MATERIALS PROVIDED -
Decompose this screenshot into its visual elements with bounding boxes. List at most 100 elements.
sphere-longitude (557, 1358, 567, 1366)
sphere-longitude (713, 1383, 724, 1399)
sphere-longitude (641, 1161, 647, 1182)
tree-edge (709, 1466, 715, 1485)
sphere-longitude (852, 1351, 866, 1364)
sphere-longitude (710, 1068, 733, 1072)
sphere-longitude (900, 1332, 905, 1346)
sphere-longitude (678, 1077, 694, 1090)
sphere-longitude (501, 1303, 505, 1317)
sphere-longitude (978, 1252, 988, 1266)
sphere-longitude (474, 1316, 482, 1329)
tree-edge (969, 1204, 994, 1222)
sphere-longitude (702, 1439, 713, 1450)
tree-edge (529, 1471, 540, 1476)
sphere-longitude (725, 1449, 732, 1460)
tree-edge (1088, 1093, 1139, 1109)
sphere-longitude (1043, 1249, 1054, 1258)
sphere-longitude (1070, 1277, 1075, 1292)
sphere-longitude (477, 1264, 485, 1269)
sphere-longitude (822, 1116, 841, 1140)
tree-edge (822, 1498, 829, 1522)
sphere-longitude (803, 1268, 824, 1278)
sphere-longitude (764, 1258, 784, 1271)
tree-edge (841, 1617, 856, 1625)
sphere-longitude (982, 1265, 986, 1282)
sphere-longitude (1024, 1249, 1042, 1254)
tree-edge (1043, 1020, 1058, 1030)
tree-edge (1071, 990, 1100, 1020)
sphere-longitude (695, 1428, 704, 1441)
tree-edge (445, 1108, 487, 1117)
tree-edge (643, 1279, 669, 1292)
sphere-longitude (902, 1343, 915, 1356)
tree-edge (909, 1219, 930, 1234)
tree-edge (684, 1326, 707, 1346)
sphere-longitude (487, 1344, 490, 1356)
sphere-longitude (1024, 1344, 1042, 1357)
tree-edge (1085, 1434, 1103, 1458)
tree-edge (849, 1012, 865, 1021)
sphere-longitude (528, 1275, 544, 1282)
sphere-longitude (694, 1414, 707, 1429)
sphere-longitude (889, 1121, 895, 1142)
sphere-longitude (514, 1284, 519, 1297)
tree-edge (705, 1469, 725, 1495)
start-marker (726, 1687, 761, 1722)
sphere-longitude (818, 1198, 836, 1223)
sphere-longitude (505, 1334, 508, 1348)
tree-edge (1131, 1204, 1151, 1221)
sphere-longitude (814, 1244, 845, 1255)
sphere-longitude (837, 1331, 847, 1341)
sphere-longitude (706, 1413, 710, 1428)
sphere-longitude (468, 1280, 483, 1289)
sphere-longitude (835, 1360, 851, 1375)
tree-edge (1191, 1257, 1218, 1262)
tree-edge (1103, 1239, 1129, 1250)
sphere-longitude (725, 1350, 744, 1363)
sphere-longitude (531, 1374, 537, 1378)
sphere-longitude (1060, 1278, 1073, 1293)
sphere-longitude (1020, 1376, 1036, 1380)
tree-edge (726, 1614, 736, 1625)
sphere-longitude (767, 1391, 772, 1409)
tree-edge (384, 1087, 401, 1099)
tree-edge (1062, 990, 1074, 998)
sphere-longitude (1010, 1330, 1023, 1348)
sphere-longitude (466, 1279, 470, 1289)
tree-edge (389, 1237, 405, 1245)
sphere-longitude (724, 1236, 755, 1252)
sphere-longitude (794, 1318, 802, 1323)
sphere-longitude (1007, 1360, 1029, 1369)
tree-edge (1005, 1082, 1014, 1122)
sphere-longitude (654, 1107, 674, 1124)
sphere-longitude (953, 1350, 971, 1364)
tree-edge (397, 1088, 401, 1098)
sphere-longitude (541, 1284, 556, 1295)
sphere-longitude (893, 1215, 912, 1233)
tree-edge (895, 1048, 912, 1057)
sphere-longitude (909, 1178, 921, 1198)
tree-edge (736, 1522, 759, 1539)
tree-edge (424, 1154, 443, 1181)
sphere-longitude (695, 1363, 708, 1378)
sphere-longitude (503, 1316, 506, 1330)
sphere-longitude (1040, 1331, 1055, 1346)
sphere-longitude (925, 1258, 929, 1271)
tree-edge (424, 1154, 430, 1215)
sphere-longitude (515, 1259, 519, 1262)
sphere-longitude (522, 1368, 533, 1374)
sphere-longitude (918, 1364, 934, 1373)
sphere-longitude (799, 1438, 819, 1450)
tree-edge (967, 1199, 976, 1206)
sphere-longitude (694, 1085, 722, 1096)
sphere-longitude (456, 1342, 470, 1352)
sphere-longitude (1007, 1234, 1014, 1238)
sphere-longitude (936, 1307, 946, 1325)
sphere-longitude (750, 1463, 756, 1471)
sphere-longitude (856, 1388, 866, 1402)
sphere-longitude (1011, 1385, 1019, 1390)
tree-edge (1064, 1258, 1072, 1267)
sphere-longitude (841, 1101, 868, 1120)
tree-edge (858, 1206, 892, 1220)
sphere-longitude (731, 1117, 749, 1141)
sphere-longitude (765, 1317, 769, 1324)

SHORT TASK - Give the material as a Markdown table with the columns "Row" and "Line", starting at its first line and ending with the line containing "tree-edge (841, 1617, 856, 1625)", inclusive. Number each row and leave out blank lines.

OUTPUT FOR THIS EXERCISE -
| Row | Line |
|---|---|
| 1 | Decompose this screenshot into its visual elements with bounding boxes. List at most 100 elements. |
| 2 | sphere-longitude (557, 1358, 567, 1366) |
| 3 | sphere-longitude (713, 1383, 724, 1399) |
| 4 | sphere-longitude (641, 1161, 647, 1182) |
| 5 | tree-edge (709, 1466, 715, 1485) |
| 6 | sphere-longitude (852, 1351, 866, 1364) |
| 7 | sphere-longitude (710, 1068, 733, 1072) |
| 8 | sphere-longitude (900, 1332, 905, 1346) |
| 9 | sphere-longitude (678, 1077, 694, 1090) |
| 10 | sphere-longitude (501, 1303, 505, 1317) |
| 11 | sphere-longitude (978, 1252, 988, 1266) |
| 12 | sphere-longitude (474, 1316, 482, 1329) |
| 13 | tree-edge (969, 1204, 994, 1222) |
| 14 | sphere-longitude (702, 1439, 713, 1450) |
| 15 | tree-edge (529, 1471, 540, 1476) |
| 16 | sphere-longitude (725, 1449, 732, 1460) |
| 17 | tree-edge (1088, 1093, 1139, 1109) |
| 18 | sphere-longitude (1043, 1249, 1054, 1258) |
| 19 | sphere-longitude (1070, 1277, 1075, 1292) |
| 20 | sphere-longitude (477, 1264, 485, 1269) |
| 21 | sphere-longitude (822, 1116, 841, 1140) |
| 22 | tree-edge (822, 1498, 829, 1522) |
| 23 | sphere-longitude (803, 1268, 824, 1278) |
| 24 | sphere-longitude (764, 1258, 784, 1271) |
| 25 | tree-edge (841, 1617, 856, 1625) |